In the listing below, find every line containing "Caldas" and copy it out.

Collected data entries
^^^^

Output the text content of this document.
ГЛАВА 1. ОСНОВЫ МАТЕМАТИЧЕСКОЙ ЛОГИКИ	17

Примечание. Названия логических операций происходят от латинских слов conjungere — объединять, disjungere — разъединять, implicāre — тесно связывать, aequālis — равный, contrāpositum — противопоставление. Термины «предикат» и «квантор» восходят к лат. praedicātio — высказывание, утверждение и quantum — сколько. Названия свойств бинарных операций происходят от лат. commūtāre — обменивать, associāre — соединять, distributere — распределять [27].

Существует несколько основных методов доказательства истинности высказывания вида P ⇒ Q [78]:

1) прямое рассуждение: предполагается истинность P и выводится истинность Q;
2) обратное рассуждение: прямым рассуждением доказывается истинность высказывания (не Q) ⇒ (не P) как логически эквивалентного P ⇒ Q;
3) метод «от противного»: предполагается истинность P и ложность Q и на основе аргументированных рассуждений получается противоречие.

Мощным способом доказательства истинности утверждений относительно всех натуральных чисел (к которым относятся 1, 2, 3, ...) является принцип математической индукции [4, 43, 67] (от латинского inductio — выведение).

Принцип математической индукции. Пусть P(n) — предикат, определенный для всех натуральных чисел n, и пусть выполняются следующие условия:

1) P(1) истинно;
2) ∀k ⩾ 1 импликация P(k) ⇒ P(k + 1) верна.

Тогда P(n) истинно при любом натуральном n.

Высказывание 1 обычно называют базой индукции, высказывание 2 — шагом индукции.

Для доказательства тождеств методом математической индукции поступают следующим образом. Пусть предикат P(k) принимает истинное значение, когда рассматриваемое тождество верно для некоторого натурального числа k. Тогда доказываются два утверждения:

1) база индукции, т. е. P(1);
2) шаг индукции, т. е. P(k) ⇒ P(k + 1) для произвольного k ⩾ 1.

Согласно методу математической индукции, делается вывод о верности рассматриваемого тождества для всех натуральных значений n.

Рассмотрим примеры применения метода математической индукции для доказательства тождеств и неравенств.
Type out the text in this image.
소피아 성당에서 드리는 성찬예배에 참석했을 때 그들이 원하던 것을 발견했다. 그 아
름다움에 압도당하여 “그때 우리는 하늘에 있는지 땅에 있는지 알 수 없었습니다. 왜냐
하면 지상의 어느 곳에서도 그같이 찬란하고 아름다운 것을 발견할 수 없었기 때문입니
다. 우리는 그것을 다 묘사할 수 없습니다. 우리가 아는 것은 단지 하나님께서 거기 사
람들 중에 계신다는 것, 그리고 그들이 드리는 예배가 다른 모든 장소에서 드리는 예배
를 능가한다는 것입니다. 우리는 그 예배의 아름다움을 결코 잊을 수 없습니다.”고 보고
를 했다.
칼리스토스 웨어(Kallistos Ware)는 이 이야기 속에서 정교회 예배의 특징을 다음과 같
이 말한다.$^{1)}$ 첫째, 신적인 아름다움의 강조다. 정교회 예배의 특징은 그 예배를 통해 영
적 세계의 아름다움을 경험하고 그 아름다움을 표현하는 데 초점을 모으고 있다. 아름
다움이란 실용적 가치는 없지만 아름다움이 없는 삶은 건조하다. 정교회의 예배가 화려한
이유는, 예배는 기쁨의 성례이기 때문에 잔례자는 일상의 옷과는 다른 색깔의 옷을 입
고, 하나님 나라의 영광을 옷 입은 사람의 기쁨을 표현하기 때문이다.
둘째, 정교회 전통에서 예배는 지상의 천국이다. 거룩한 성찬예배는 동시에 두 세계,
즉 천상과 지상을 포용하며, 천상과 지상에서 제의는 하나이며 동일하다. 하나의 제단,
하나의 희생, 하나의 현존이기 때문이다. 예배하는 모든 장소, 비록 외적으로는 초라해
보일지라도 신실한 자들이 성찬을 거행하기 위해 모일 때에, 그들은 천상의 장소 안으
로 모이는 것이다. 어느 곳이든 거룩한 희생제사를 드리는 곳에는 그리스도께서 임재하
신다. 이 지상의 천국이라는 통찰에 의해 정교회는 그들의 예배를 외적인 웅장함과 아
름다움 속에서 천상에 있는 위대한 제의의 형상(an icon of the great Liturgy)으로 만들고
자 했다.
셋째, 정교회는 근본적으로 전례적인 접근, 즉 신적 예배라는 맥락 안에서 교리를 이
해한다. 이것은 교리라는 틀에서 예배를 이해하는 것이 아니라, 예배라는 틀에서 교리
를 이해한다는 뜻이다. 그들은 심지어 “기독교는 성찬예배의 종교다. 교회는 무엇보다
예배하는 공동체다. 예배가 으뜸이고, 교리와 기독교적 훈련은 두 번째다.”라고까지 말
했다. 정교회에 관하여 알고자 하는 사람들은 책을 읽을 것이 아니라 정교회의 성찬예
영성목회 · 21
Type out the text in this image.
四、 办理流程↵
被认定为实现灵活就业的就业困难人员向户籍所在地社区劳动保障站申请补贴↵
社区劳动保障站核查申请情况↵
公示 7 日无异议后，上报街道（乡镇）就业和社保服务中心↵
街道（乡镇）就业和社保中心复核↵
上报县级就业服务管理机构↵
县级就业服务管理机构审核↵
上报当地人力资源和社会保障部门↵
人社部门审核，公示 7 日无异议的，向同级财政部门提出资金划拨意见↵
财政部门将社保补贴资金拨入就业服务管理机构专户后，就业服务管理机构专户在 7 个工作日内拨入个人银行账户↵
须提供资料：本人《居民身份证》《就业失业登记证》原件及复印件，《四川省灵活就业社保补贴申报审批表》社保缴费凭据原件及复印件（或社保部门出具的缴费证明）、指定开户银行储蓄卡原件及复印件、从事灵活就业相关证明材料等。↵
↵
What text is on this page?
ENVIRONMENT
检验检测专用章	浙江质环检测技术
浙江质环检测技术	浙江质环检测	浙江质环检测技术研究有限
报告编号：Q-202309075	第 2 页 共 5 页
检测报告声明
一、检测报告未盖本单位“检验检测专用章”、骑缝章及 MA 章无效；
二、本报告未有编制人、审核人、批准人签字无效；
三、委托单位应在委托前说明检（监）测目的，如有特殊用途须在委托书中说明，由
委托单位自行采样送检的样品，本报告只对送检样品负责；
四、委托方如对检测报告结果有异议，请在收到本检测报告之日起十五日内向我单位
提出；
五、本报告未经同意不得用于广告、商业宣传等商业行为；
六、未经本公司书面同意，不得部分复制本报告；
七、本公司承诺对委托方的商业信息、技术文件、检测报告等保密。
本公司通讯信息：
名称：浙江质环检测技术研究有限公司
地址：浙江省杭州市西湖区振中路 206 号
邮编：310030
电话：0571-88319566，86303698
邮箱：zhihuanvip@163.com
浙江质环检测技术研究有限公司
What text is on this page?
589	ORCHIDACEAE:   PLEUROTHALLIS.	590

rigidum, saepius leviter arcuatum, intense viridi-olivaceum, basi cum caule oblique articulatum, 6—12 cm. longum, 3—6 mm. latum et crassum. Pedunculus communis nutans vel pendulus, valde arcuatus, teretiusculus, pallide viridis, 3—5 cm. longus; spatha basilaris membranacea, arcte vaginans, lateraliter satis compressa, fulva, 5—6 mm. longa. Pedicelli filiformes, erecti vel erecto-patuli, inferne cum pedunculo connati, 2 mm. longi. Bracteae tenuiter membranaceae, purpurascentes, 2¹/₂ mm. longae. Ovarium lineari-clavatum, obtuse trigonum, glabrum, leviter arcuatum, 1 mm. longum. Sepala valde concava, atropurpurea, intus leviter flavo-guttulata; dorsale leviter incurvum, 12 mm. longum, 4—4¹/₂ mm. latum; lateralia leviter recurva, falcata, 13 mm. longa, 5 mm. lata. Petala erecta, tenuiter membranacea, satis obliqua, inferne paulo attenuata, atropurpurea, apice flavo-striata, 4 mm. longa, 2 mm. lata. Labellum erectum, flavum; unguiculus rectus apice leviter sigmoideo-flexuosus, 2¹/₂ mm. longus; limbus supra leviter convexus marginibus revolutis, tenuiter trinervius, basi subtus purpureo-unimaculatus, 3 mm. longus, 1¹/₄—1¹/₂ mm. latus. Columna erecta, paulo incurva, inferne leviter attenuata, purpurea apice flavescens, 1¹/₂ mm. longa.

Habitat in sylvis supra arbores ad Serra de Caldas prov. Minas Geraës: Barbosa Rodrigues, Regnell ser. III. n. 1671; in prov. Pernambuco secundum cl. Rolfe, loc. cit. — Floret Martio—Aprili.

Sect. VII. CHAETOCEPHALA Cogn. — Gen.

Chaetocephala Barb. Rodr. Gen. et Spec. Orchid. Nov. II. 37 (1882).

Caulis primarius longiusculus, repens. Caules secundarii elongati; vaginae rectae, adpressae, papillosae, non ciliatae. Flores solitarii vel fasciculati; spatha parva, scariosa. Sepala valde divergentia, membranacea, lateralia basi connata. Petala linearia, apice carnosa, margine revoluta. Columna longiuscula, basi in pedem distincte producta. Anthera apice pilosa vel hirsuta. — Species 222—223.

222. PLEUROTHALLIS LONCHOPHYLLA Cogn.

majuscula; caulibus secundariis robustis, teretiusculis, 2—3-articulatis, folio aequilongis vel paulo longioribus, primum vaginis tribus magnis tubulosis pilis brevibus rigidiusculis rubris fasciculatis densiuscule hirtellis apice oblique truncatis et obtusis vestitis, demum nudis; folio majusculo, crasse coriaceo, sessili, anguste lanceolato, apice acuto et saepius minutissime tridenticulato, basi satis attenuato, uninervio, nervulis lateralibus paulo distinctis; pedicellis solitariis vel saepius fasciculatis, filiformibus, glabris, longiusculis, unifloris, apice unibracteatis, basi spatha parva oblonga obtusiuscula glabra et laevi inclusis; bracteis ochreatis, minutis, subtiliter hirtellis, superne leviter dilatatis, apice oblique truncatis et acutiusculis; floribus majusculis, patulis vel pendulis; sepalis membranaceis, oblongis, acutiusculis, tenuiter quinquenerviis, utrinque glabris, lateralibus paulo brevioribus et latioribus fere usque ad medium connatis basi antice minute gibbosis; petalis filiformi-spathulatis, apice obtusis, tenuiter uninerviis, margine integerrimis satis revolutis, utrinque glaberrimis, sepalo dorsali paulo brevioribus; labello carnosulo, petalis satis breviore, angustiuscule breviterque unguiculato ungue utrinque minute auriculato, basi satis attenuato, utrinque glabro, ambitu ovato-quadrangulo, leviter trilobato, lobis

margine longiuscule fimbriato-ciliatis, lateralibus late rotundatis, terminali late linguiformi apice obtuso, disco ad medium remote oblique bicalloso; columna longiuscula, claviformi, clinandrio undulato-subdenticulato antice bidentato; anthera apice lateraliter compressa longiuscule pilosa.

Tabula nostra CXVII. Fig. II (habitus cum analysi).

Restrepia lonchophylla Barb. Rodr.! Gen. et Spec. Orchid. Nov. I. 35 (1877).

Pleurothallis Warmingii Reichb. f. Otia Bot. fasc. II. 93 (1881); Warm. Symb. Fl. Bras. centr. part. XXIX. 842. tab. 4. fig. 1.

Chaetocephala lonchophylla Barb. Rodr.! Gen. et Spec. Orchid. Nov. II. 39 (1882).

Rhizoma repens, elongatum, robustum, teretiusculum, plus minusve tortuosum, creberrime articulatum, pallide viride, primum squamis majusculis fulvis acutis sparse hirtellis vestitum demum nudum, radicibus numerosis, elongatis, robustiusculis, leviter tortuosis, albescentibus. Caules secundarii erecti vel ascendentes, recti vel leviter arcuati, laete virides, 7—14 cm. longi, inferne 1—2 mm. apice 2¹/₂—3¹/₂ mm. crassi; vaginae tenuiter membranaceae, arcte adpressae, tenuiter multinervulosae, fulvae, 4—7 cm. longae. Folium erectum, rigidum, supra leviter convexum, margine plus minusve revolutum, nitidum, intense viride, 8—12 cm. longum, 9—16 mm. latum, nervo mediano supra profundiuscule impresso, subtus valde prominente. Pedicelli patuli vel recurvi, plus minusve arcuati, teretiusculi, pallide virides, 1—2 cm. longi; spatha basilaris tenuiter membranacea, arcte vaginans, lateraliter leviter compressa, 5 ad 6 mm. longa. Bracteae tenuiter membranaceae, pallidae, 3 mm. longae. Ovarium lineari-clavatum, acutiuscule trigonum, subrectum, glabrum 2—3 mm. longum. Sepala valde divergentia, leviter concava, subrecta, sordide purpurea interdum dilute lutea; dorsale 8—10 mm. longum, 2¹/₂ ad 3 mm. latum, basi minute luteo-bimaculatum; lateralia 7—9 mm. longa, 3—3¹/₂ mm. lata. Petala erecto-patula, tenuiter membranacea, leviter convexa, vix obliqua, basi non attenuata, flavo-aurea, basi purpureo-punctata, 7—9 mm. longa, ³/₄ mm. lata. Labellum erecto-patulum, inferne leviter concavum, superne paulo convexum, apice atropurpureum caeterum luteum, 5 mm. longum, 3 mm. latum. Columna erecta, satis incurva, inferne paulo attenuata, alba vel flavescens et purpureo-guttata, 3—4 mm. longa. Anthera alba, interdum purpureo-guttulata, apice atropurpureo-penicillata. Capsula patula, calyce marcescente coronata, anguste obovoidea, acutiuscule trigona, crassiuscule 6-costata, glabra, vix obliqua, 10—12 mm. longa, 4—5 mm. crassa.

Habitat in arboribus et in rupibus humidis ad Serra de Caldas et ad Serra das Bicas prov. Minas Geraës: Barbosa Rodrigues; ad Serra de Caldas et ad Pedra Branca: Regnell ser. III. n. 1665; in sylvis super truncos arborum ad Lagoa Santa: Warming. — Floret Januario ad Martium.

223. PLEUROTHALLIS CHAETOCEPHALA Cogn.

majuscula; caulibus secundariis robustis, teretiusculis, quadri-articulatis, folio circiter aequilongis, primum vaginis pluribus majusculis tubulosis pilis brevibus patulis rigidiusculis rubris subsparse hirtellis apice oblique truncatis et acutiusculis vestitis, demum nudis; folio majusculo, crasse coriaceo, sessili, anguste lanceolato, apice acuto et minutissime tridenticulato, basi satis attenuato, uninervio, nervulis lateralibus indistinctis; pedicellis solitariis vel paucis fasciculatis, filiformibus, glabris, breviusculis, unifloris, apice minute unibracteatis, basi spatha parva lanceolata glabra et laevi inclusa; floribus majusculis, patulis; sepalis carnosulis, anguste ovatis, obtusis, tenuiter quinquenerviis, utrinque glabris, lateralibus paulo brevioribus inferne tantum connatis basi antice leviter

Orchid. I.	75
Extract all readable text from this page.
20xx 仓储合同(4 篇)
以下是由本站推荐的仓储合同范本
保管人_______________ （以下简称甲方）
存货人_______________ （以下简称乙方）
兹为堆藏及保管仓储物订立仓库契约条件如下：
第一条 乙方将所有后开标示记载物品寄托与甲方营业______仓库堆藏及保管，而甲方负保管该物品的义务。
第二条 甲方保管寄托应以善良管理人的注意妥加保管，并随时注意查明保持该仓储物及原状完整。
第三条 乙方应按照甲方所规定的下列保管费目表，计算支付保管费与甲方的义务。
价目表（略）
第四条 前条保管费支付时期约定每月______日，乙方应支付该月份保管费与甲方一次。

^^^^

**The reply**
Habitat in sylvis supra arbores ad Serra de Caldas prov. Minas Geraës: Barbosa Rodrigues, Regnell ser. III. n. 1671; in prov. Pernambuco secundum cl. Rolfe, loc. cit. — Floret Martio—Aprili.
Habitat in arboribus et in rupibus humidis ad Serra de Caldas et ad Serra das Bicas prov. Minas Geraës: Barbosa Rodrigues; ad Serra de Caldas et ad Pedra Branca: Regnell ser. III. n. 1665; in sylvis super truncos arborum ad Lagoa Santa: Warming. — Floret Januario ad Martium.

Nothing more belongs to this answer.